- _Passage for review_
··········

Vytas Verselis and colleagues, including Helmuth Sanchez and Lina Kraujaliene, discovered that, compared with Cx26 hemichannels, Cx30 hemichannels function poorly when expressed in Xenopus oocytes (4). However, mutating either of the charged residues at positions 49 and 50 of Cx30 resulted in robust hemichannel conductance. Conversely, the activity of Cx26 hemichannels was greatly reduced when the neutral alanine residue at position 49 was mutated to a charged glutamate or lysine. This suggests that an interaction between charged residues at positions 49 and 50—as occurs naturally in Cx30—favors hemichannel closing.

To investigate the parahelical region in more detail, Verselis and colleagues substituted cysteine for alanine at position 49 (4). Cx26(A49C) and Cx30(E49C) hemichannels were susceptible to modification by thiol-modifying reagents, confirming that position 49 is exposed to the pore. Moreover, the researchers found that Cx26(A49C) and Cx30(E49C) hemichannels are inhibited because the cysteine residues form disulfide bonds and coordinate metal ions, blocking the hemichannel pore. “This suggests that the parahelical region is highly flexible and can narrow the pore, consistent with computational studies indicating the region’s importance for hemichannel gating,” Verselis explains.

··········

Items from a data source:
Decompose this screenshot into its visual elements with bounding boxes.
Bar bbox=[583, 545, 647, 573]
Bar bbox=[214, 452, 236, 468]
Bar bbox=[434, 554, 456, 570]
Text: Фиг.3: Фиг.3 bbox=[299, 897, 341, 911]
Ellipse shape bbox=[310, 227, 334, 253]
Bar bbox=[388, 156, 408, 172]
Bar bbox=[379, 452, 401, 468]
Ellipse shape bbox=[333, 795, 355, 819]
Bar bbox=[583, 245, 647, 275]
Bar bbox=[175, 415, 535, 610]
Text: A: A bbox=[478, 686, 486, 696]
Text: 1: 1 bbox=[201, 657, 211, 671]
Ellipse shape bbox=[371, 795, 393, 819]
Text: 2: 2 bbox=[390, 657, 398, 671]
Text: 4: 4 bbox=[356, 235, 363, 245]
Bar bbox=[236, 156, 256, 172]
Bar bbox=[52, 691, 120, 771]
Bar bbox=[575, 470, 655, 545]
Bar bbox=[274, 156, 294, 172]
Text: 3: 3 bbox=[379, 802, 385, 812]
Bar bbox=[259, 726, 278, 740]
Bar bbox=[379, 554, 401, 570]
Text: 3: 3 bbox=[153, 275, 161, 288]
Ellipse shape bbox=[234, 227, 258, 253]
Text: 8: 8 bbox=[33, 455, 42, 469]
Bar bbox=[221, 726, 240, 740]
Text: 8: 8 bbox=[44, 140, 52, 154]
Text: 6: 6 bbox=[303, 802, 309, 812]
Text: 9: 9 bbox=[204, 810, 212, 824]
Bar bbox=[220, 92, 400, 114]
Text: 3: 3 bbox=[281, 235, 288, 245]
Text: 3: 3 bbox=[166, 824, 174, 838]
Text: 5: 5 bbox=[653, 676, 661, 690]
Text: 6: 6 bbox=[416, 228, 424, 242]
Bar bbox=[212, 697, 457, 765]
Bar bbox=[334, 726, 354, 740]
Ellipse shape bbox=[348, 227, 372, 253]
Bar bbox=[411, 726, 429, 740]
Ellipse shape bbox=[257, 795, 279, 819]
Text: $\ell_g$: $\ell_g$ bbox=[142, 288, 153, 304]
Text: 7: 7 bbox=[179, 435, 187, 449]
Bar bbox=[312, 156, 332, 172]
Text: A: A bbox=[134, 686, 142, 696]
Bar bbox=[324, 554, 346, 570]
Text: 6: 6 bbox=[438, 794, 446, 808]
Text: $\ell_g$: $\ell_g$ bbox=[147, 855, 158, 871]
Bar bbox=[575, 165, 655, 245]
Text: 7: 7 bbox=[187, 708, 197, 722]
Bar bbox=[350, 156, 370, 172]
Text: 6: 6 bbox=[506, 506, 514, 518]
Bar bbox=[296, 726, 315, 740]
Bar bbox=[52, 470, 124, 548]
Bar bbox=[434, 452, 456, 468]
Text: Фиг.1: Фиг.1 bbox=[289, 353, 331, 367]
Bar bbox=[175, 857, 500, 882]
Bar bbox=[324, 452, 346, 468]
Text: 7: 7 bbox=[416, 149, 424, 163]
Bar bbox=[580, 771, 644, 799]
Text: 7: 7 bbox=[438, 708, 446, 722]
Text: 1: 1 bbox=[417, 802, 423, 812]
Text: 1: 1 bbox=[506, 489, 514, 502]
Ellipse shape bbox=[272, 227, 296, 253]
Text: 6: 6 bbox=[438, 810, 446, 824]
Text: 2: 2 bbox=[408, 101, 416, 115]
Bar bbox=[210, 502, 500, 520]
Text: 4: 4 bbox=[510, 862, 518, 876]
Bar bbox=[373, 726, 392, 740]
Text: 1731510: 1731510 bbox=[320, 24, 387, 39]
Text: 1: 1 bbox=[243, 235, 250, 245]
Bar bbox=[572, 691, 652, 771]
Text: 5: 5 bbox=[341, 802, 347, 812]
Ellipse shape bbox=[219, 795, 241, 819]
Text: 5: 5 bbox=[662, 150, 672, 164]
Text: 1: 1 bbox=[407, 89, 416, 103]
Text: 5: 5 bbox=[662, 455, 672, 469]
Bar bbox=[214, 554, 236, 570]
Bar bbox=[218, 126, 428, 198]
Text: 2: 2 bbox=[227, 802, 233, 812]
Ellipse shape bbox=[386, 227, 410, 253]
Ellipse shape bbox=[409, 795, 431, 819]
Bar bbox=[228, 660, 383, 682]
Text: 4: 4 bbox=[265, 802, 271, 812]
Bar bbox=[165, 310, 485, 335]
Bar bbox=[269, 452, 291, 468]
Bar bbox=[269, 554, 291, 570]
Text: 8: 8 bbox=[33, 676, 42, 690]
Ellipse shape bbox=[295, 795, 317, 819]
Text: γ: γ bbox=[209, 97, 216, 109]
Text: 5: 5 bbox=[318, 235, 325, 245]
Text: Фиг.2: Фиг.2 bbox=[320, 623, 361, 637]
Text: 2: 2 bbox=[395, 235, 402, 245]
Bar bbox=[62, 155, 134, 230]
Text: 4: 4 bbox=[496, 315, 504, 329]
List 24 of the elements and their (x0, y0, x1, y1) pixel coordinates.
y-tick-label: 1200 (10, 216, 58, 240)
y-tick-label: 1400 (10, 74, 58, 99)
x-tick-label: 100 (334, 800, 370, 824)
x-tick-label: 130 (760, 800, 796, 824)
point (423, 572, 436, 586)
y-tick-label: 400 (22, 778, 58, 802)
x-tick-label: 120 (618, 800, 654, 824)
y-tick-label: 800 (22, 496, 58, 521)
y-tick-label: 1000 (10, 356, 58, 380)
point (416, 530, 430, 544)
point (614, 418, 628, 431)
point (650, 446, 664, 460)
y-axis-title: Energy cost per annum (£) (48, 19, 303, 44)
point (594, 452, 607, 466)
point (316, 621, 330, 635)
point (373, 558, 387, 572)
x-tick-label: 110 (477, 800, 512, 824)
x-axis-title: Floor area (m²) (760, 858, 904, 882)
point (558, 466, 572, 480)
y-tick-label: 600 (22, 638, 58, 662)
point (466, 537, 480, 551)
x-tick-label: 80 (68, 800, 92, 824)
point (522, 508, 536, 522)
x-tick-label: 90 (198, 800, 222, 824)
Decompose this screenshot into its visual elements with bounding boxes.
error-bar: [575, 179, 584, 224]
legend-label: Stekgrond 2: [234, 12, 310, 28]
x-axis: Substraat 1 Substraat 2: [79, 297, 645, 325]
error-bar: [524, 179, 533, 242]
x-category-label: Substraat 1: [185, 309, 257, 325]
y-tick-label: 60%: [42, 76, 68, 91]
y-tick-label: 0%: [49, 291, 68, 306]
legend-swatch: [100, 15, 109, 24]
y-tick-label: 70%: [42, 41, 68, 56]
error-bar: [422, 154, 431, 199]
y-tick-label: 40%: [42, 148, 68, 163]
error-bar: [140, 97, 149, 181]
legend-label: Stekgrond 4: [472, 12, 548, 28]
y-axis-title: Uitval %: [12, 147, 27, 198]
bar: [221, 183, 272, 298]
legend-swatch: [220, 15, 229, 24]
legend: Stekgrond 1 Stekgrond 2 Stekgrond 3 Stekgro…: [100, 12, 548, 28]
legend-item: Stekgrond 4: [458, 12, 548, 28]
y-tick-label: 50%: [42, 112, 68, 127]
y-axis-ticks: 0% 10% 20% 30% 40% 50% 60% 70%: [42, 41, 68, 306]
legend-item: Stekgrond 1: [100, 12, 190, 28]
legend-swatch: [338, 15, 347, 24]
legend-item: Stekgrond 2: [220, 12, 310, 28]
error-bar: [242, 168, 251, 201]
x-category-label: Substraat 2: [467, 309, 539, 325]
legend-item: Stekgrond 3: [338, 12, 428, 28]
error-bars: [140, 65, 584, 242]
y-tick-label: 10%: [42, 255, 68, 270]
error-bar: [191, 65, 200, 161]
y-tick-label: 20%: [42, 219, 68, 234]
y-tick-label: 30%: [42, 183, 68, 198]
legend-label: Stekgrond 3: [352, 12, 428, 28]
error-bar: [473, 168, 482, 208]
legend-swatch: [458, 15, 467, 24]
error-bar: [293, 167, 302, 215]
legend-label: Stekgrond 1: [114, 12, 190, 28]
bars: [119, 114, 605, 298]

··········

- _Work instruction 1_
Please repeat the passage on connexin hemichannels word for word, starting at "Vytas Verselis and" and ending at "Cx30—favors hemichannel closing.".
- _Work instruction 2_
Decide whether each statement agrees with the passage on connexin hemichannels, answering yes or no and quoting the words of the passage that decide it. (a) In Xenopus oocytes, Cx30 hemichannels function poorly compared with Cx26 hemichannels. (b) Changing the alanine at position 49 of Cx26 to a glutamate or lysine increased hemichannel activity. (c) Thiol-modifying reagents did not modify Cx26(A49C) hemichannels.

- _Your solution 1_
Vytas Verselis and colleagues, including Helmuth Sanchez and Lina Kraujaliene, discovered that, compared with Cx26 hemichannels, Cx30 hemichannels function poorly when expressed in Xenopus oocytes (4). However, mutating either of the charged residues at positions 49 and 50 of Cx30 resulted in robust hemichannel conductance. Conversely, the activity of Cx26 hemichannels was greatly reduced when the neutral alanine residue at position 49 was mutated to a charged glutamate or lysine. This suggests that an interaction between charged residues at positions 49 and 50—as occurs naturally in Cx30—favors hemichannel closing.

- _Your solution 2_
(a) Yes: "compared with Cx26 hemichannels, Cx30 hemichannels function poorly when expressed in Xenopus oocytes"
(b) No: "the activity of Cx26 hemichannels was greatly reduced when the neutral alanine residue at position 49 was mutated to a charged glutamate or lysine"
(c) No: "Cx26(A49C) and Cx30(E49C) hemichannels were susceptible to modification by thiol-modifying reagents"